**PROBLEM DESCRIPTION**
Write out the entire listing below exactly, with the pictures left out.

Data items
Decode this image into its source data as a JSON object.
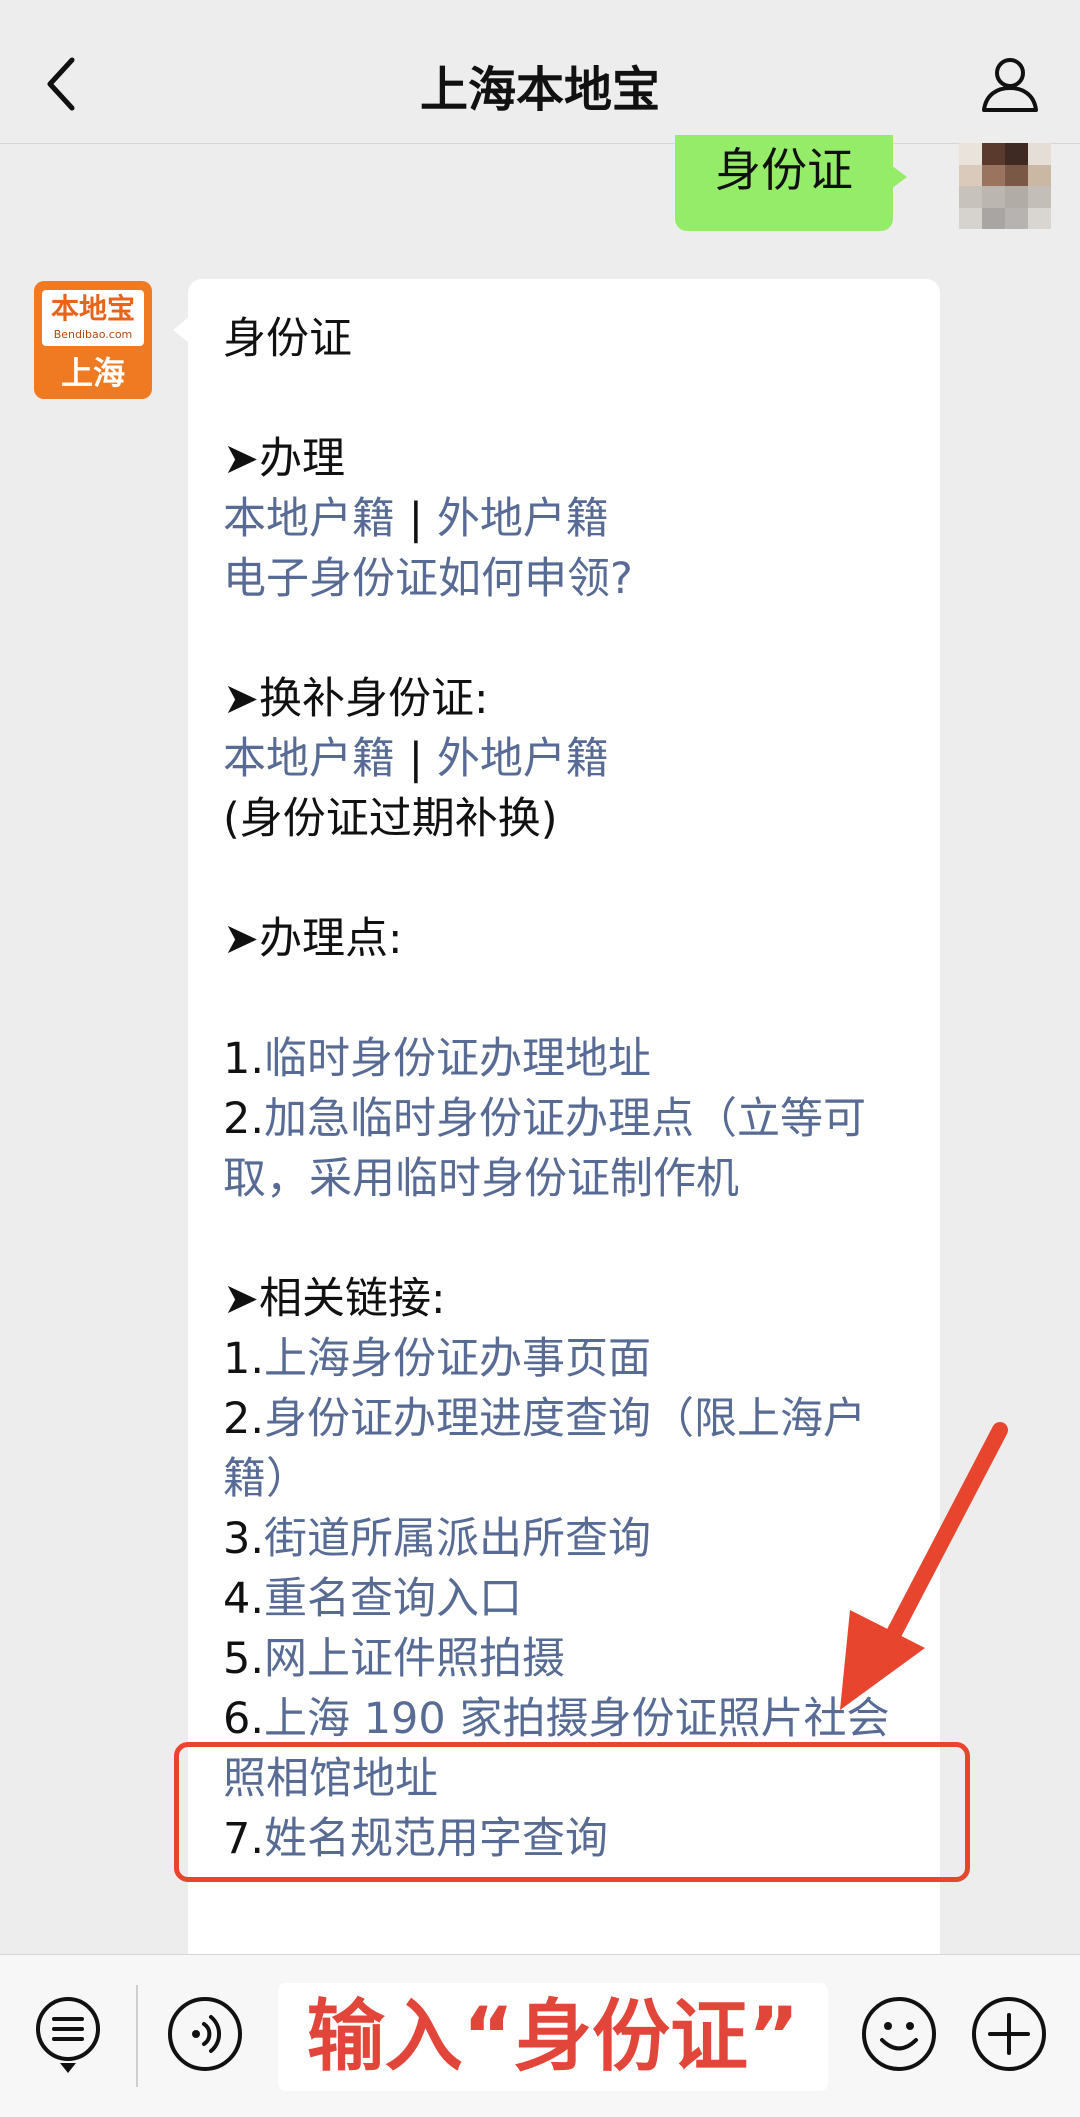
{
  "header": {
    "title": "上海本地宝"
  },
  "sent_message": {
    "text": "身份证"
  },
  "account": {
    "logo_text": "本地宝",
    "logo_subtext": "Bendibao.com",
    "logo_city": "上海"
  },
  "reply": {
    "heading": "身份证",
    "sec1_title": "➤办理",
    "sec1_link_local": "本地户籍",
    "sec1_sep": " | ",
    "sec1_link_nonlocal": "外地户籍",
    "sec1_link_eid": "电子身份证如何申领?",
    "sec2_title": "➤换补身份证:",
    "sec2_link_local": "本地户籍",
    "sec2_sep": " | ",
    "sec2_link_nonlocal": "外地户籍",
    "sec2_note": "(身份证过期补换)",
    "sec3_title": "➤办理点:",
    "sec3_item1_num": "1.",
    "sec3_item1_text": "临时身份证办理地址",
    "sec3_item2_num": "2.",
    "sec3_item2_text": "加急临时身份证办理点（立等可取，采用临时身份证制作机",
    "sec4_title": "➤相关链接:",
    "links": [
      {
        "num": "1.",
        "text": "上海身份证办事页面"
      },
      {
        "num": "2.",
        "text": "身份证办理进度查询（限上海户籍）"
      },
      {
        "num": "3.",
        "text": "街道所属派出所查询"
      },
      {
        "num": "4.",
        "text": "重名查询入口"
      },
      {
        "num": "5.",
        "text": "网上证件照拍摄"
      },
      {
        "num": "6.",
        "text": "上海 190 家拍摄身份证照片社会照相馆地址"
      },
      {
        "num": "7.",
        "text": "姓名规范用字查询"
      }
    ]
  },
  "input": {
    "overlay_text": "输入“身份证”"
  },
  "colors": {
    "link": "#576b95",
    "sent_bubble": "#95ec69",
    "highlight": "#e8452e",
    "logo": "#ef7a22"
  },
  "icons": [
    "chevron-left-icon",
    "person-icon",
    "menu-icon",
    "voice-icon",
    "emoji-icon",
    "plus-icon"
  ]
}
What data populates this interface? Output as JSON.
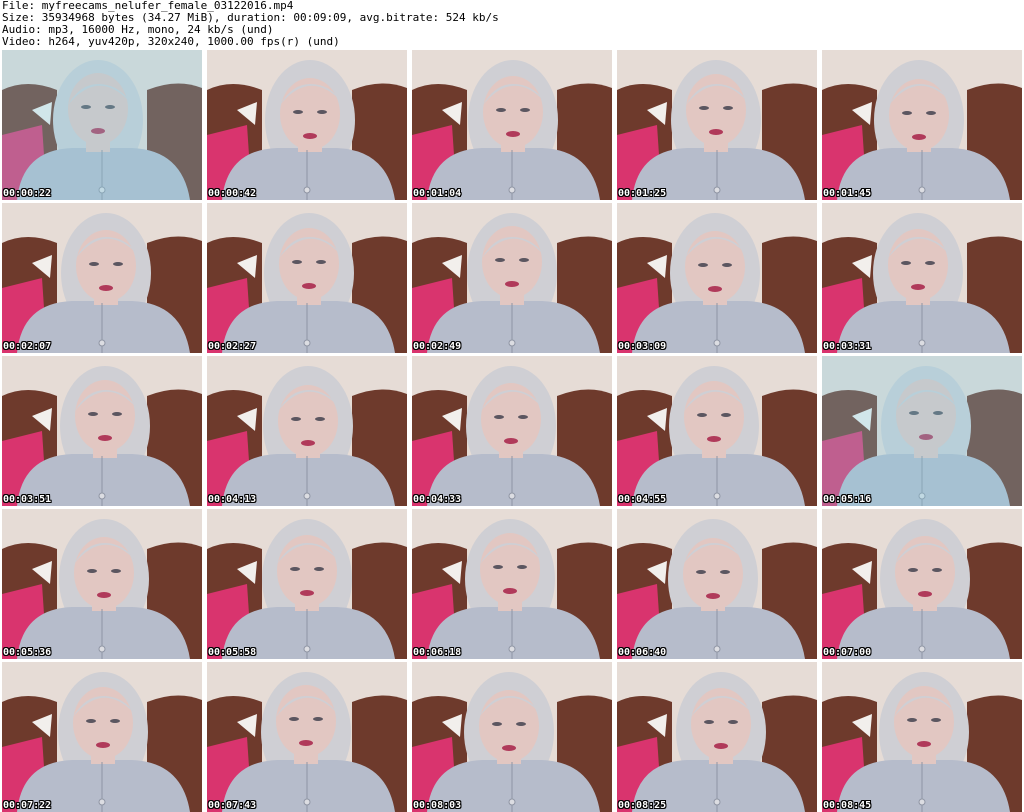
{
  "header": {
    "file_line": "File: myfreecams_nelufer_female_03122016.mp4",
    "size_line": "Size: 35934968 bytes (34.27 MiB), duration: 00:09:09, avg.bitrate: 524 kb/s",
    "audio_line": "Audio: mp3, 16000 Hz, mono, 24 kb/s (und)",
    "video_line": "Video: h264, yuv420p, 320x240, 1000.00 fps(r) (und)"
  },
  "thumbnails": [
    {
      "timestamp": "00:00:22",
      "tint": "cool"
    },
    {
      "timestamp": "00:00:42",
      "tint": "warm"
    },
    {
      "timestamp": "00:01:04",
      "tint": "warm"
    },
    {
      "timestamp": "00:01:25",
      "tint": "warm"
    },
    {
      "timestamp": "00:01:45",
      "tint": "warm"
    },
    {
      "timestamp": "00:02:07",
      "tint": "warm"
    },
    {
      "timestamp": "00:02:27",
      "tint": "warm"
    },
    {
      "timestamp": "00:02:49",
      "tint": "warm"
    },
    {
      "timestamp": "00:03:09",
      "tint": "warm"
    },
    {
      "timestamp": "00:03:31",
      "tint": "warm"
    },
    {
      "timestamp": "00:03:51",
      "tint": "warm"
    },
    {
      "timestamp": "00:04:13",
      "tint": "warm"
    },
    {
      "timestamp": "00:04:33",
      "tint": "warm"
    },
    {
      "timestamp": "00:04:55",
      "tint": "warm"
    },
    {
      "timestamp": "00:05:16",
      "tint": "cool"
    },
    {
      "timestamp": "00:05:36",
      "tint": "warm"
    },
    {
      "timestamp": "00:05:58",
      "tint": "warm"
    },
    {
      "timestamp": "00:06:18",
      "tint": "warm"
    },
    {
      "timestamp": "00:06:40",
      "tint": "warm"
    },
    {
      "timestamp": "00:07:00",
      "tint": "warm"
    },
    {
      "timestamp": "00:07:22",
      "tint": "warm"
    },
    {
      "timestamp": "00:07:43",
      "tint": "warm"
    },
    {
      "timestamp": "00:08:03",
      "tint": "warm"
    },
    {
      "timestamp": "00:08:25",
      "tint": "warm"
    },
    {
      "timestamp": "00:08:45",
      "tint": "warm"
    }
  ],
  "colors": {
    "background": "#ffffff",
    "wall": "#e6dcd6",
    "headboard": "#6e3a2c",
    "pillow": "#d9346e",
    "hair": "#cfcfd4",
    "skin": "#e2c7c2",
    "sweater": "#b6bccb",
    "lips": "#b03a5a",
    "cool_tint": "#7fd0e6"
  }
}
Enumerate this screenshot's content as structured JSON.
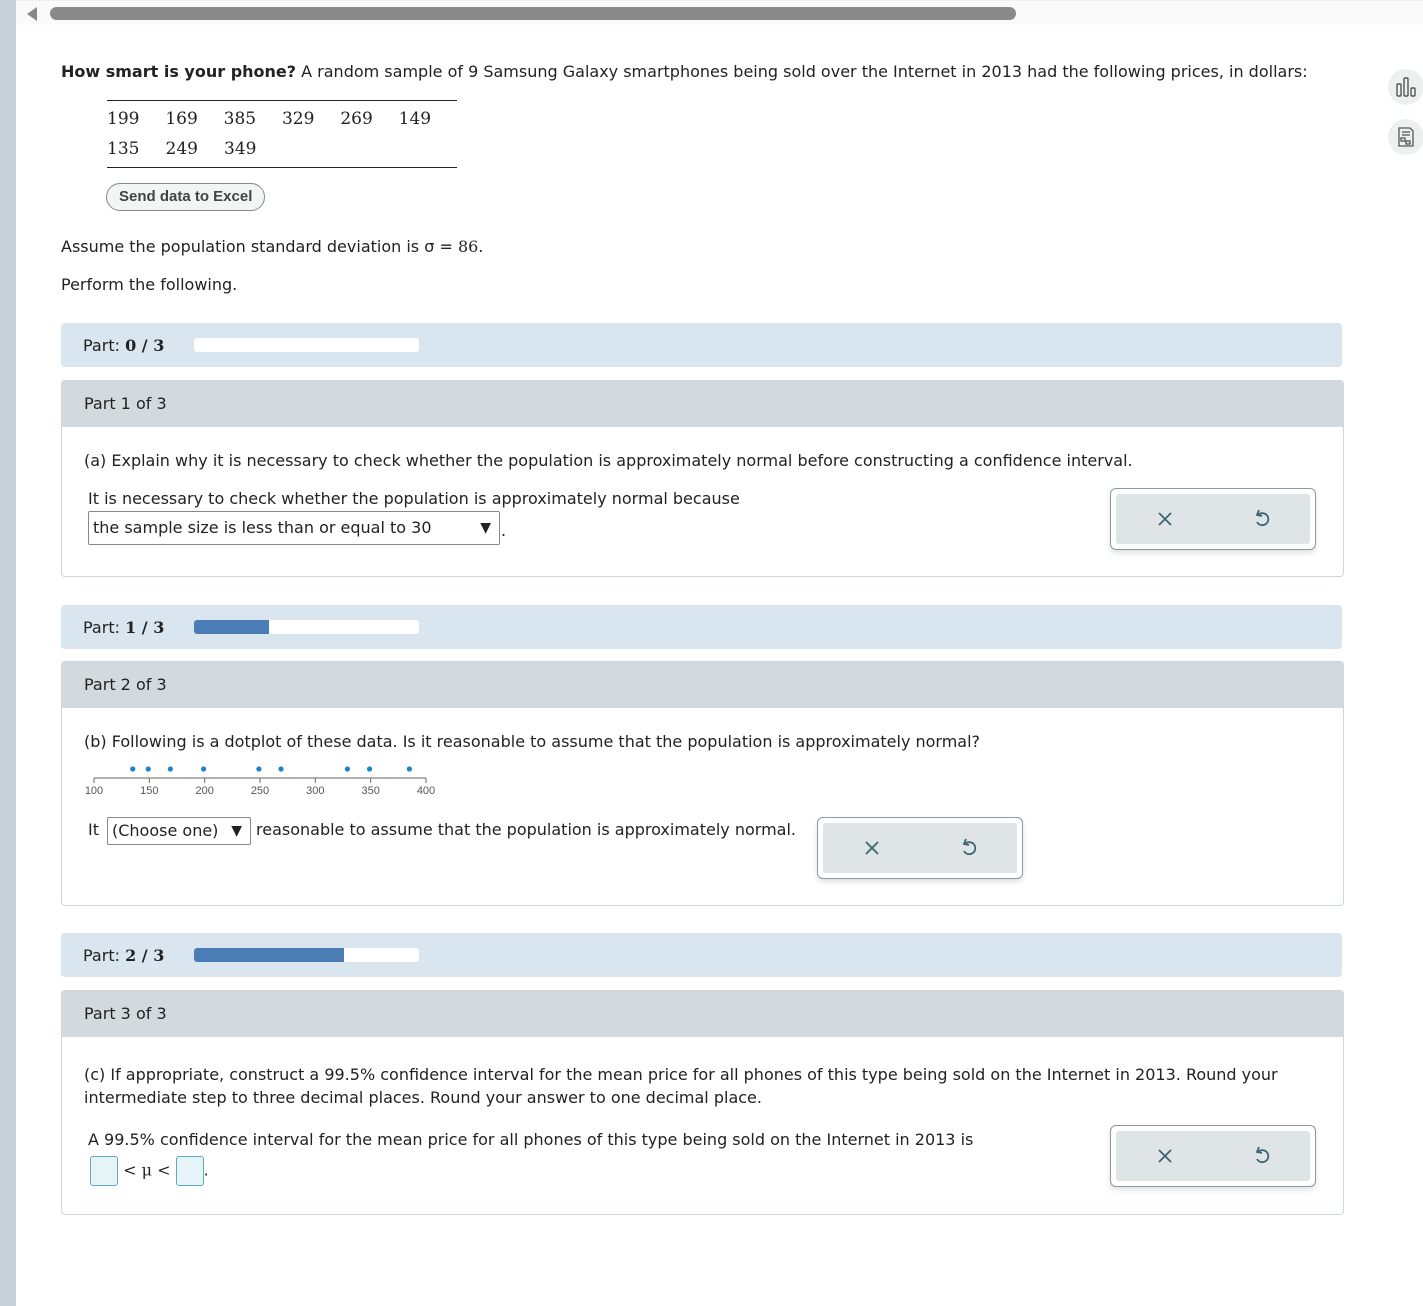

**EXERCISE RESULT**
Decode this image into its source data as a JSON object.
{
  "header": {
    "title": "上海本地宝"
  },
  "sent_message": {
    "text": "身份证"
  },
  "account": {
    "logo_text": "本地宝",
    "logo_subtext": "Bendibao.com",
    "logo_city": "上海"
  },
  "reply": {
    "heading": "身份证",
    "sec1_title": "➤办理",
    "sec1_link_local": "本地户籍",
    "sec1_sep": " | ",
    "sec1_link_nonlocal": "外地户籍",
    "sec1_link_eid": "电子身份证如何申领?",
    "sec2_title": "➤换补身份证:",
    "sec2_link_local": "本地户籍",
    "sec2_sep": " | ",
    "sec2_link_nonlocal": "外地户籍",
    "sec2_note": "(身份证过期补换)",
    "sec3_title": "➤办理点:",
    "sec3_item1_num": "1.",
    "sec3_item1_text": "临时身份证办理地址",
    "sec3_item2_num": "2.",
    "sec3_item2_text": "加急临时身份证办理点（立等可取，采用临时身份证制作机",
    "sec4_title": "➤相关链接:",
    "links": [
      {
        "num": "1.",
        "text": "上海身份证办事页面"
      },
      {
        "num": "2.",
        "text": "身份证办理进度查询（限上海户籍）"
      },
      {
        "num": "3.",
        "text": "街道所属派出所查询"
      },
      {
        "num": "4.",
        "text": "重名查询入口"
      },
      {
        "num": "5.",
        "text": "网上证件照拍摄"
      },
      {
        "num": "6.",
        "text": "上海 190 家拍摄身份证照片社会照相馆地址"
      },
      {
        "num": "7.",
        "text": "姓名规范用字查询"
      }
    ]
  },
  "input": {
    "overlay_text": "输入“身份证”"
  },
  "colors": {
    "link": "#576b95",
    "sent_bubble": "#95ec69",
    "highlight": "#e8452e",
    "logo": "#ef7a22"
  },
  "icons": [
    "chevron-left-icon",
    "person-icon",
    "menu-icon",
    "voice-icon",
    "emoji-icon",
    "plus-icon"
  ]
}
What data populates this interface? Output as JSON.
{
  "header": {
    "file_line": "File: myfreecams_nelufer_female_03122016.mp4",
    "size_line": "Size: 35934968 bytes (34.27 MiB), duration: 00:09:09, avg.bitrate: 524 kb/s",
    "audio_line": "Audio: mp3, 16000 Hz, mono, 24 kb/s (und)",
    "video_line": "Video: h264, yuv420p, 320x240, 1000.00 fps(r) (und)"
  },
  "thumbnails": [
    {
      "timestamp": "00:00:22",
      "tint": "cool"
    },
    {
      "timestamp": "00:00:42",
      "tint": "warm"
    },
    {
      "timestamp": "00:01:04",
      "tint": "warm"
    },
    {
      "timestamp": "00:01:25",
      "tint": "warm"
    },
    {
      "timestamp": "00:01:45",
      "tint": "warm"
    },
    {
      "timestamp": "00:02:07",
      "tint": "warm"
    },
    {
      "timestamp": "00:02:27",
      "tint": "warm"
    },
    {
      "timestamp": "00:02:49",
      "tint": "warm"
    },
    {
      "timestamp": "00:03:09",
      "tint": "warm"
    },
    {
      "timestamp": "00:03:31",
      "tint": "warm"
    },
    {
      "timestamp": "00:03:51",
      "tint": "warm"
    },
    {
      "timestamp": "00:04:13",
      "tint": "warm"
    },
    {
      "timestamp": "00:04:33",
      "tint": "warm"
    },
    {
      "timestamp": "00:04:55",
      "tint": "warm"
    },
    {
      "timestamp": "00:05:16",
      "tint": "cool"
    },
    {
      "timestamp": "00:05:36",
      "tint": "warm"
    },
    {
      "timestamp": "00:05:58",
      "tint": "warm"
    },
    {
      "timestamp": "00:06:18",
      "tint": "warm"
    },
    {
      "timestamp": "00:06:40",
      "tint": "warm"
    },
    {
      "timestamp": "00:07:00",
      "tint": "warm"
    },
    {
      "timestamp": "00:07:22",
      "tint": "warm"
    },
    {
      "timestamp": "00:07:43",
      "tint": "warm"
    },
    {
      "timestamp": "00:08:03",
      "tint": "warm"
    },
    {
      "timestamp": "00:08:25",
      "tint": "warm"
    },
    {
      "timestamp": "00:08:45",
      "tint": "warm"
    }
  ],
  "colors": {
    "background": "#ffffff",
    "wall": "#e6dcd6",
    "headboard": "#6e3a2c",
    "pillow": "#d9346e",
    "hair": "#cfcfd4",
    "skin": "#e2c7c2",
    "sweater": "#b6bccb",
    "lips": "#b03a5a",
    "cool_tint": "#7fd0e6"
  }
}
Enumerate this screenshot's content as structured JSON.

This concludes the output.